-- START Dataset content --

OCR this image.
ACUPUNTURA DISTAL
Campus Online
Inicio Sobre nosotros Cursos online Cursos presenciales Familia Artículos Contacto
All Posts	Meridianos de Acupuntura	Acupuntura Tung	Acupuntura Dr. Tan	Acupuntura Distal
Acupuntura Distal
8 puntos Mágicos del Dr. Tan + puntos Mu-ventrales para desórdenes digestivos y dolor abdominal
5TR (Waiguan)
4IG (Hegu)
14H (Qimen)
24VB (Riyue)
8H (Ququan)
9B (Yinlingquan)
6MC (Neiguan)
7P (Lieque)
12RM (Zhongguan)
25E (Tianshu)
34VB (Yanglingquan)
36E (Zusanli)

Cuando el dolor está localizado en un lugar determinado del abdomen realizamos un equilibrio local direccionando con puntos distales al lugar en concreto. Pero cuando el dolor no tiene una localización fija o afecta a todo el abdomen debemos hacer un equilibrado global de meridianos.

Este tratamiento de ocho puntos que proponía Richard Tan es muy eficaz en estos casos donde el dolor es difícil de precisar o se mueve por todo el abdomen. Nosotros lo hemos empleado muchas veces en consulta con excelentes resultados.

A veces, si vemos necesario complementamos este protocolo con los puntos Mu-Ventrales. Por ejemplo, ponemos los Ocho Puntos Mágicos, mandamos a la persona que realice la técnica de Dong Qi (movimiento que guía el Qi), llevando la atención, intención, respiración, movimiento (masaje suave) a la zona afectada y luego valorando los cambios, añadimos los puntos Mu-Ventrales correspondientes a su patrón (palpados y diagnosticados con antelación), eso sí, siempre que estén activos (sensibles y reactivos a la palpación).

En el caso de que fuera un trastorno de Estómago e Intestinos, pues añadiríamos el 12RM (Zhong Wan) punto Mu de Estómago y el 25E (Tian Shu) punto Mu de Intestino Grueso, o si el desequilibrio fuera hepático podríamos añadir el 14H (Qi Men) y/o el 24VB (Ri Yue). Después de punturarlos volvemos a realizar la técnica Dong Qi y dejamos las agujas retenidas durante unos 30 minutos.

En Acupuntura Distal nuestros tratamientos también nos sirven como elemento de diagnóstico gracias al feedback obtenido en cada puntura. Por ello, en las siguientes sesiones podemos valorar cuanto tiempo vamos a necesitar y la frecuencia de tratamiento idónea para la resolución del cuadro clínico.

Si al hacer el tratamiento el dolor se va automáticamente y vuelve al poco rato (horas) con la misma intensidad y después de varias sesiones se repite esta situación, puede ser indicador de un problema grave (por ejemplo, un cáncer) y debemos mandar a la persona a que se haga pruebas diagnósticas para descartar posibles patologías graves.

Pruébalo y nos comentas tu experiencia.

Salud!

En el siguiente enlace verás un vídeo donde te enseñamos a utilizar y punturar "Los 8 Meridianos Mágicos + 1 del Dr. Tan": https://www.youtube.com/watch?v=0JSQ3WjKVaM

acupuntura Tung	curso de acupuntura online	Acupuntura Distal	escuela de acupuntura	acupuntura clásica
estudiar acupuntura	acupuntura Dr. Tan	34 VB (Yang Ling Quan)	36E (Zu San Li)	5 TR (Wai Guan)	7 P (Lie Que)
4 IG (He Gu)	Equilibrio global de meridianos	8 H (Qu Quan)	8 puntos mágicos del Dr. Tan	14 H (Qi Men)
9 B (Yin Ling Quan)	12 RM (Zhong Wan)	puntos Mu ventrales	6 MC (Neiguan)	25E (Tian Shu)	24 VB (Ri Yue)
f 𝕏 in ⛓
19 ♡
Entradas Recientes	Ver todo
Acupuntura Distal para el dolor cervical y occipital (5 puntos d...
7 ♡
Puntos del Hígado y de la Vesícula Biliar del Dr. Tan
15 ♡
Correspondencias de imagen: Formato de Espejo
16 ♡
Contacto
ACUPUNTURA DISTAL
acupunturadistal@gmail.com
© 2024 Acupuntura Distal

-- END Dataset content --

## Task goal
Copy each line that holds the word "técnica".

## Full output
A veces, si vemos necesario complementamos este protocolo con los puntos Mu-Ventrales. Por ejemplo, ponemos los Ocho Puntos Mágicos, mandamos a la persona que realice la técnica de Dong Qi (movimiento que guía el Qi), llevando la atención, intención, respiración, movimiento (masaje suave) a la zona afectada y luego valorando los cambios, añadimos los puntos Mu-Ventrales correspondientes a su patrón (palpados y diagnosticados con antelación), eso sí, siempre que estén activos (sensibles y reactivos a la palpación).
En el caso de que fuera un trastorno de Estómago e Intestinos, pues añadiríamos el 12RM (Zhong Wan) punto Mu de Estómago y el 25E (Tian Shu) punto Mu de Intestino Grueso, o si el desequilibrio fuera hepático podríamos añadir el 14H (Qi Men) y/o el 24VB (Ri Yue). Después de punturarlos volvemos a realizar la técnica Dong Qi y dejamos las agujas retenidas durante unos 30 minutos.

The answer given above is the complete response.